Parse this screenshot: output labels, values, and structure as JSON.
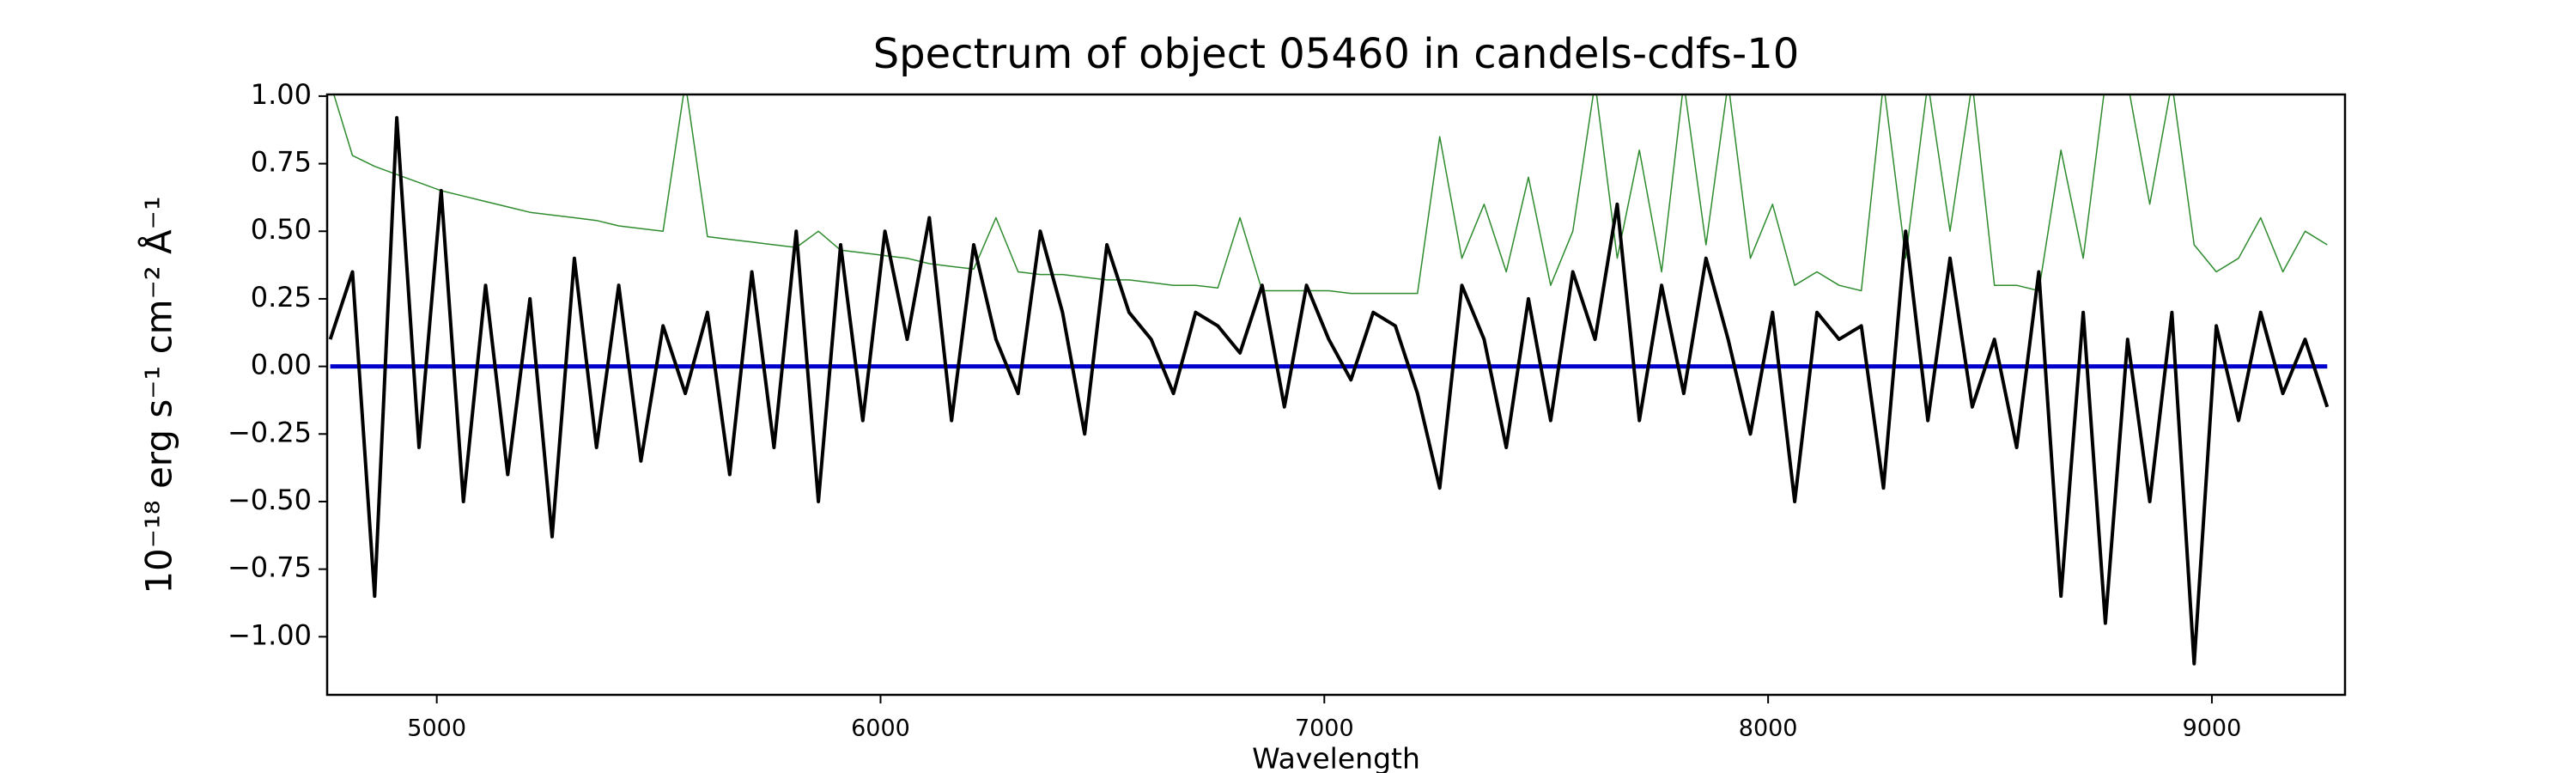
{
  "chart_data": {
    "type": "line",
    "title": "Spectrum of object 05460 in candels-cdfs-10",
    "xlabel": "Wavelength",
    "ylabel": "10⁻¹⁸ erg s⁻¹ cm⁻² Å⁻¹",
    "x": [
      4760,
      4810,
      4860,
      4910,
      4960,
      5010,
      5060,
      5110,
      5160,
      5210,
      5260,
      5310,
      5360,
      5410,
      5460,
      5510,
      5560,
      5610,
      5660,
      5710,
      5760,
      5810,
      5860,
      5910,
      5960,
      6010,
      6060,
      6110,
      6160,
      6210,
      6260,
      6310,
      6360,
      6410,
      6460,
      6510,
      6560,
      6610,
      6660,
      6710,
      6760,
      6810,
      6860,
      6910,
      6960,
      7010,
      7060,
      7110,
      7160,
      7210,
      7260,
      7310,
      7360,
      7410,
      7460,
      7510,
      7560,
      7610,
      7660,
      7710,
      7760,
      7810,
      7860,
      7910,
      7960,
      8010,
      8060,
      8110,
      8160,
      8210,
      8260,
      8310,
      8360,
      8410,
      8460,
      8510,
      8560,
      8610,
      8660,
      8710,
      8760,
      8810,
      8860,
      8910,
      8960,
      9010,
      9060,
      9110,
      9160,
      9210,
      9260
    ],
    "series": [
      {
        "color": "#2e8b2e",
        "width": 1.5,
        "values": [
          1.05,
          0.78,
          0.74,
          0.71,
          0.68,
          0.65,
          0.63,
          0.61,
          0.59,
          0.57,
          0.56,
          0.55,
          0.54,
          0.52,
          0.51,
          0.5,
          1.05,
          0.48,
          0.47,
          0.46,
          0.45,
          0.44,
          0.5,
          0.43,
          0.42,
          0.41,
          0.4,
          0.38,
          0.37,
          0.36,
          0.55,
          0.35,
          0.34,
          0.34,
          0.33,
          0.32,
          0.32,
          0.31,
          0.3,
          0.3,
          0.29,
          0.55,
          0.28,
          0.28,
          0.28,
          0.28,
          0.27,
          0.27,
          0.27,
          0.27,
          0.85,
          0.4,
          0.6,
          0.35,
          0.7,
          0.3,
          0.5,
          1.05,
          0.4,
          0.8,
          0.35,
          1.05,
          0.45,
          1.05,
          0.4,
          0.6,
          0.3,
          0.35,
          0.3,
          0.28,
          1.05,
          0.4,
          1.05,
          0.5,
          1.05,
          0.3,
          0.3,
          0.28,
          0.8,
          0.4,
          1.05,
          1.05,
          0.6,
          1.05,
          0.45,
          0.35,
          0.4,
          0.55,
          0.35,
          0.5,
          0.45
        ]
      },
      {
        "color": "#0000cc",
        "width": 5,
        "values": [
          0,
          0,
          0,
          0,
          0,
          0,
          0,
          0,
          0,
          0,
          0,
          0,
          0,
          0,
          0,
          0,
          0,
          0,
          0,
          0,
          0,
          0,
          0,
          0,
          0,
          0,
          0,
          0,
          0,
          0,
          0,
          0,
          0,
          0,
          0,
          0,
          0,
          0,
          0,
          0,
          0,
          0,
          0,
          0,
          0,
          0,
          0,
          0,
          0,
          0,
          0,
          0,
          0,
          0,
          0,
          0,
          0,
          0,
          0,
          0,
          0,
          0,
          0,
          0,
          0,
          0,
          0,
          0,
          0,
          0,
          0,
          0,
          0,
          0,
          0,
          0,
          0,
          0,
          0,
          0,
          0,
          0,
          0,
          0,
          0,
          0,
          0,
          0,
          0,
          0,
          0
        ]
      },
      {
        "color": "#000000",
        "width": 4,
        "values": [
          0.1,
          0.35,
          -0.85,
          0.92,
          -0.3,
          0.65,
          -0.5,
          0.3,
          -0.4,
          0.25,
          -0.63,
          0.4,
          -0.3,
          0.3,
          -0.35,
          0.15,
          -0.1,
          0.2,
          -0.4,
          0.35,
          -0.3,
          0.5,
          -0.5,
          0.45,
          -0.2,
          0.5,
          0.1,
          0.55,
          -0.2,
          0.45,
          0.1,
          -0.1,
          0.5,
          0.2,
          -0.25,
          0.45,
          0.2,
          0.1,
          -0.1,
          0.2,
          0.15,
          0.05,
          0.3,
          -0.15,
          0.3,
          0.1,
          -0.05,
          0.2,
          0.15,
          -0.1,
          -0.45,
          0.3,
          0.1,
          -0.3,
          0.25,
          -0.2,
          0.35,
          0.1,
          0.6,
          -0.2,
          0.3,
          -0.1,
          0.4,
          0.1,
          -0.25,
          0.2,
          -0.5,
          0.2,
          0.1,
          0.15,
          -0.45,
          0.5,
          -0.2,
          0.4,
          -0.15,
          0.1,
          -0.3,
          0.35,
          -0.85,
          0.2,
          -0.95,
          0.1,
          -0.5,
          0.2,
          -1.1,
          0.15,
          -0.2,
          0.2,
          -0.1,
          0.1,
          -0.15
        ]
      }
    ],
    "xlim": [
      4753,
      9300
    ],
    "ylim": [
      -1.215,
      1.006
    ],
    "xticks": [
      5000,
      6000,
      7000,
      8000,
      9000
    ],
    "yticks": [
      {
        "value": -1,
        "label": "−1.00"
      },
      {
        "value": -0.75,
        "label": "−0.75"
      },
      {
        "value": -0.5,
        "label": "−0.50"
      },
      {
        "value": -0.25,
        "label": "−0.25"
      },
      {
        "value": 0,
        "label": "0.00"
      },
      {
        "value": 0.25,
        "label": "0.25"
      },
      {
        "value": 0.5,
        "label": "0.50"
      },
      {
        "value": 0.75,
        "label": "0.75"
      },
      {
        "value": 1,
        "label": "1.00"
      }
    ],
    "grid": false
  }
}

☆ ☆ ☆ ☆ ☆

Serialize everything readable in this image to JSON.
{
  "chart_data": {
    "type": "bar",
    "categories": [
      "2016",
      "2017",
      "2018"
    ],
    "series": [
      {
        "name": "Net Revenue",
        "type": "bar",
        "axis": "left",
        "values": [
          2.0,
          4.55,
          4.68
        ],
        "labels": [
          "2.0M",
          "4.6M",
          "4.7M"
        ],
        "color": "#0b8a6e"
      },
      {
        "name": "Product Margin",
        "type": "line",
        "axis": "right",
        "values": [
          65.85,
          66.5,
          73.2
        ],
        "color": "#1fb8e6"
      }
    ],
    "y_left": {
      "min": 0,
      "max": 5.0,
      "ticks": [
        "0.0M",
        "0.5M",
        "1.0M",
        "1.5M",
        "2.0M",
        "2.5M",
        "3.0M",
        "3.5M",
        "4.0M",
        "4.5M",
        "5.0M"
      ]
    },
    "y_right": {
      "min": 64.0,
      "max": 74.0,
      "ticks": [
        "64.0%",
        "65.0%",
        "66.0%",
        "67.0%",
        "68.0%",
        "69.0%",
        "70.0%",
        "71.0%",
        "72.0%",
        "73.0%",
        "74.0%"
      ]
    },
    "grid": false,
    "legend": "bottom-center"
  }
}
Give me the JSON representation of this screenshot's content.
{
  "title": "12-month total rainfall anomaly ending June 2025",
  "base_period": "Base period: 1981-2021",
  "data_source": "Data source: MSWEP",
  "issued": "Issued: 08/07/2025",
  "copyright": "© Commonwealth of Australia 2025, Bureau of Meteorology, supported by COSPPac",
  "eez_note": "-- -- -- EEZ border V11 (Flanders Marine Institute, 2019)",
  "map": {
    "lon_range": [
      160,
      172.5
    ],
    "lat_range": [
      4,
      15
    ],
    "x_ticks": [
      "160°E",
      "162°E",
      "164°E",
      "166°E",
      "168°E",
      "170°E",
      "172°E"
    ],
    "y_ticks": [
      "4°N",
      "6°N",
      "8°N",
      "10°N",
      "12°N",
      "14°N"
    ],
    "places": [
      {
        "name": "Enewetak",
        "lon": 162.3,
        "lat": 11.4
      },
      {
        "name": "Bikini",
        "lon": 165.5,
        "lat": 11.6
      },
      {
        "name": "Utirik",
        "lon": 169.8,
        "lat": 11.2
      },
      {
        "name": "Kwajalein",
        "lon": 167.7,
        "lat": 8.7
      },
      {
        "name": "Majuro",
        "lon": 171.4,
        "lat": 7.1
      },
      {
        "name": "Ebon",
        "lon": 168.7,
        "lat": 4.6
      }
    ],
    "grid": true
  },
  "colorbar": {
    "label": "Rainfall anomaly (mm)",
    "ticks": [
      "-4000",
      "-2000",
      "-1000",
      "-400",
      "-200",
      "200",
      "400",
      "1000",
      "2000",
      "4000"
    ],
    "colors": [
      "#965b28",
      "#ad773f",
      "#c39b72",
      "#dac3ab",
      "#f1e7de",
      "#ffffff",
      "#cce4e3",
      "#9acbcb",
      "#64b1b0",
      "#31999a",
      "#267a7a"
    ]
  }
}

☆ ☆ ☆ ☆ ☆

What the task asks: From the entries above, copy every line where the word "anomaly" shows up.

Exercise response:
  "title": "12-month total rainfall anomaly ending June 2025",
    "label": "Rainfall anomaly (mm)",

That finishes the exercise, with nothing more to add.